Exercise directions
Reproduce the listing below word for word, from its very first line through the line containing "text-line [16,476,110,479]".

Data provided
----
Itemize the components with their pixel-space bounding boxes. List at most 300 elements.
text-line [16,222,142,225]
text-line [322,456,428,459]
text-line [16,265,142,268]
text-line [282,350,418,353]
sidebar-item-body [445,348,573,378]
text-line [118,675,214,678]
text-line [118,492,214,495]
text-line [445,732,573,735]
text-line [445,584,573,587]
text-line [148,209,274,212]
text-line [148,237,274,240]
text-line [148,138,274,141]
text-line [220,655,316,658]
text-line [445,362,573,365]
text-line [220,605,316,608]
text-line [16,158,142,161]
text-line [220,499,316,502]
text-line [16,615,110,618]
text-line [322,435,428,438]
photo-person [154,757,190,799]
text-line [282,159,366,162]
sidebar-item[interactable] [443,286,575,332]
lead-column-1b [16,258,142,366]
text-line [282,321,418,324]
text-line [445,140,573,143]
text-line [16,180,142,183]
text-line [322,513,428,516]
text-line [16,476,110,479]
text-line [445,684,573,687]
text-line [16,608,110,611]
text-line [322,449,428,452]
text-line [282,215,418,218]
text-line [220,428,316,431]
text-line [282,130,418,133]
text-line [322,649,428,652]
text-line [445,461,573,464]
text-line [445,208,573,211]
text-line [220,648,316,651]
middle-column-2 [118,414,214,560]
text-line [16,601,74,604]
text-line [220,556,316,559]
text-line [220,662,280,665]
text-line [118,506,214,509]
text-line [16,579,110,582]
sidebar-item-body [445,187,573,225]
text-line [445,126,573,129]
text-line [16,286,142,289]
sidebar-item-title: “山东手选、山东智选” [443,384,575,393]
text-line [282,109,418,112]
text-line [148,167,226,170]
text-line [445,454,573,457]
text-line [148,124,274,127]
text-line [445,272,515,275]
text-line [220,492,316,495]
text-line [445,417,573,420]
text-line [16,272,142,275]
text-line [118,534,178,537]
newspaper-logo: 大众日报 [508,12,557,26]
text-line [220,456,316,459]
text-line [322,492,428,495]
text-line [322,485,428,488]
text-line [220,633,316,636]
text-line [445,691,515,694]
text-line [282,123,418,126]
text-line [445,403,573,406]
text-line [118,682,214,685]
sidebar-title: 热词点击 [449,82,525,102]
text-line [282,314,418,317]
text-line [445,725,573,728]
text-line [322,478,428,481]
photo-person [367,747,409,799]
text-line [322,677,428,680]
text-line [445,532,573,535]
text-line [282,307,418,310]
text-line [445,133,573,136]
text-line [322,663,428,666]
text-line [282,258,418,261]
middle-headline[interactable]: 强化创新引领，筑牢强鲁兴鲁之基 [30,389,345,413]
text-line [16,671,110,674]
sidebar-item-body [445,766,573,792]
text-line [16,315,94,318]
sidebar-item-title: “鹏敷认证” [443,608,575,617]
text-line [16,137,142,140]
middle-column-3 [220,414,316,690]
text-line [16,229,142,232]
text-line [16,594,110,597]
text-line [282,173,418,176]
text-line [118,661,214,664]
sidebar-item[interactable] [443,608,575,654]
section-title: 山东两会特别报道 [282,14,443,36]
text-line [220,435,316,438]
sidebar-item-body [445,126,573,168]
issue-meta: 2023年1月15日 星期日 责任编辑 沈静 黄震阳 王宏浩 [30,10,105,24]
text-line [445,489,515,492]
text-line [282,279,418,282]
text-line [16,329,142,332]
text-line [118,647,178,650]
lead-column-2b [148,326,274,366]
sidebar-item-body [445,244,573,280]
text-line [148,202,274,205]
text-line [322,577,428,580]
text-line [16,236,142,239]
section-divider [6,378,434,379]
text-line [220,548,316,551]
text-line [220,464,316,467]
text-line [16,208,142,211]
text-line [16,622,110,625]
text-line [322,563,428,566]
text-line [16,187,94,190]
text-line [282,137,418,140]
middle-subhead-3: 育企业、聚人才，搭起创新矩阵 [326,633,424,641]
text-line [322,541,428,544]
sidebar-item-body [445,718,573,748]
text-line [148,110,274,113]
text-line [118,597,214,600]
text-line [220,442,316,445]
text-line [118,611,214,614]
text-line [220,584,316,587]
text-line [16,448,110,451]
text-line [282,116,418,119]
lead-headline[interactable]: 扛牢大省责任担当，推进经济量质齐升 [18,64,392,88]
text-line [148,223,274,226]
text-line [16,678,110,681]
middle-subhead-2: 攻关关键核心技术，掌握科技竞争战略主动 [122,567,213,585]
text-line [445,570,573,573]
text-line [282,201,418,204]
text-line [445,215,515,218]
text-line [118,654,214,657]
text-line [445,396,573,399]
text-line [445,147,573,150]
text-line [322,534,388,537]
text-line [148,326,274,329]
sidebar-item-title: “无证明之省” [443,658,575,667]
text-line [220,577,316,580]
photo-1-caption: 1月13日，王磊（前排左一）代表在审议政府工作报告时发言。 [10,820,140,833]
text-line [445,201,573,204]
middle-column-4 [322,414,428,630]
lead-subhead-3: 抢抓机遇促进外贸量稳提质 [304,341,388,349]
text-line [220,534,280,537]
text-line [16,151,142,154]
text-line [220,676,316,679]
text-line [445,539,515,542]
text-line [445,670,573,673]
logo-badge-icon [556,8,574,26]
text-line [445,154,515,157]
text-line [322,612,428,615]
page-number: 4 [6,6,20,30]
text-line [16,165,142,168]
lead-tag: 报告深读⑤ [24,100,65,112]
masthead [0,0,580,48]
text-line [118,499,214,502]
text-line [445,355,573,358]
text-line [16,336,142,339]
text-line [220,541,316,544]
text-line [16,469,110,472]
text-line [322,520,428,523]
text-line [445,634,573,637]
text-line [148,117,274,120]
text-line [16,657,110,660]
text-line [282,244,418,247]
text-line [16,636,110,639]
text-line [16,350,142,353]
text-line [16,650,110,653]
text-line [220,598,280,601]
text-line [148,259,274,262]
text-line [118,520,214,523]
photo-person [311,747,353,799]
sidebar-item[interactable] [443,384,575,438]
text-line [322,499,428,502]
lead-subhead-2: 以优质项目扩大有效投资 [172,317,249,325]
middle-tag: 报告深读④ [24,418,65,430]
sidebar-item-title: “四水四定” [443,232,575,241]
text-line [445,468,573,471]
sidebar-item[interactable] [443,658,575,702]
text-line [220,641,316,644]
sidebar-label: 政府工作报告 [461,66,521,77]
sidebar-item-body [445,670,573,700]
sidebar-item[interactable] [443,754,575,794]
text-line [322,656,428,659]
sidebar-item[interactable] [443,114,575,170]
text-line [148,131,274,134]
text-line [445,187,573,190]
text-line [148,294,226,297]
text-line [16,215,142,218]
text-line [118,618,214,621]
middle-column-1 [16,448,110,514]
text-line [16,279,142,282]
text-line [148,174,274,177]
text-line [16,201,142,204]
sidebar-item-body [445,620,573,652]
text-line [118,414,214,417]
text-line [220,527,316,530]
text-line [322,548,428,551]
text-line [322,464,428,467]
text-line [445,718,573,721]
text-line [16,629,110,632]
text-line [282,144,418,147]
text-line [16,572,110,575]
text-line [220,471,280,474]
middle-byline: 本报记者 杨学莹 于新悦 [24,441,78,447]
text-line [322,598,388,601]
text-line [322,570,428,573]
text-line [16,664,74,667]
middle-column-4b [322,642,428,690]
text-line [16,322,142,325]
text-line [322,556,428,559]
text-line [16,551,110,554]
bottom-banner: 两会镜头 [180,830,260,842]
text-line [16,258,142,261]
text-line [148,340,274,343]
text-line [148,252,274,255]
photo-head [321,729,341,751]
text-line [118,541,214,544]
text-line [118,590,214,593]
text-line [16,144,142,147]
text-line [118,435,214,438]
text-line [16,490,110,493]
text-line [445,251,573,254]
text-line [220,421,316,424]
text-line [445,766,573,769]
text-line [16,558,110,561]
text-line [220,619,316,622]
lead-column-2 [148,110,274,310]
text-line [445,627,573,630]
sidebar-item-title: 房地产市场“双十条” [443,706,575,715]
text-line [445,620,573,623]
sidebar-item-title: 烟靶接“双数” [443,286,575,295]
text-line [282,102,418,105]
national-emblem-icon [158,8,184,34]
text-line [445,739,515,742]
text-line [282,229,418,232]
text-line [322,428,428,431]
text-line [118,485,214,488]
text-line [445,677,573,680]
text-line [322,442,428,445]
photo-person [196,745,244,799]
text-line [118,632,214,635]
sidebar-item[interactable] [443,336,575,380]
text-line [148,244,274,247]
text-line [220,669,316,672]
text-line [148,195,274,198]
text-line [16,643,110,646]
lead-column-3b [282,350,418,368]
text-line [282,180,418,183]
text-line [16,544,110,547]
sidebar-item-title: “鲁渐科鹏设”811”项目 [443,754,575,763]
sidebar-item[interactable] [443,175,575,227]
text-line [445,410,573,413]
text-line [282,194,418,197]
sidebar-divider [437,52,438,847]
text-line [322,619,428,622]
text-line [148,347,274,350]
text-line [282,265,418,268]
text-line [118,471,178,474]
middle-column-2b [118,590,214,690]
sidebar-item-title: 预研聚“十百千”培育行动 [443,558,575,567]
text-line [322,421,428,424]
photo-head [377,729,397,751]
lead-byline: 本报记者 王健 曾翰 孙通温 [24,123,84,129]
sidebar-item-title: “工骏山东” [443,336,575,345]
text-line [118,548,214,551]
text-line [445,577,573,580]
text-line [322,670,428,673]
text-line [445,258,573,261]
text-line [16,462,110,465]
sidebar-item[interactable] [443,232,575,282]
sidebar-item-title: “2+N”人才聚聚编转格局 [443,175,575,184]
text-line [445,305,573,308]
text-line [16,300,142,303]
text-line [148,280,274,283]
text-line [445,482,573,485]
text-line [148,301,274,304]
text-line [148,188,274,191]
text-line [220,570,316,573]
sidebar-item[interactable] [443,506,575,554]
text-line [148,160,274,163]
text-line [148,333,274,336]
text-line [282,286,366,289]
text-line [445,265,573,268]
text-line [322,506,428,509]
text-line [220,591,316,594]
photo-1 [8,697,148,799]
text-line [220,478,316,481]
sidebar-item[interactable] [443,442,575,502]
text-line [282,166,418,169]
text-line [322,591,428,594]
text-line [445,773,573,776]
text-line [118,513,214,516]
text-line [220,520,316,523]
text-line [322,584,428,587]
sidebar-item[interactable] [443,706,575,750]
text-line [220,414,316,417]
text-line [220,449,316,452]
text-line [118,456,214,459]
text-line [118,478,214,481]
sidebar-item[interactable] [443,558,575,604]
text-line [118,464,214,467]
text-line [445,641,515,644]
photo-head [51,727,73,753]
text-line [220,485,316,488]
----
Result of this task
Itemize the components with their pixel-space bounding boxes. List at most 300 elements.
text-line [16,222,142,225]
text-line [322,456,428,459]
text-line [16,265,142,268]
text-line [282,350,418,353]
sidebar-item-body [445,348,573,378]
text-line [118,675,214,678]
text-line [118,492,214,495]
text-line [445,732,573,735]
text-line [445,584,573,587]
text-line [148,209,274,212]
text-line [148,237,274,240]
text-line [148,138,274,141]
text-line [220,655,316,658]
text-line [445,362,573,365]
text-line [220,605,316,608]
text-line [16,158,142,161]
text-line [220,499,316,502]
text-line [16,615,110,618]
text-line [322,435,428,438]
photo-person [154,757,190,799]
text-line [282,159,366,162]
sidebar-item[interactable] [443,286,575,332]
lead-column-1b [16,258,142,366]
text-line [282,321,418,324]
text-line [445,140,573,143]
text-line [16,180,142,183]
text-line [322,513,428,516]
text-line [16,476,110,479]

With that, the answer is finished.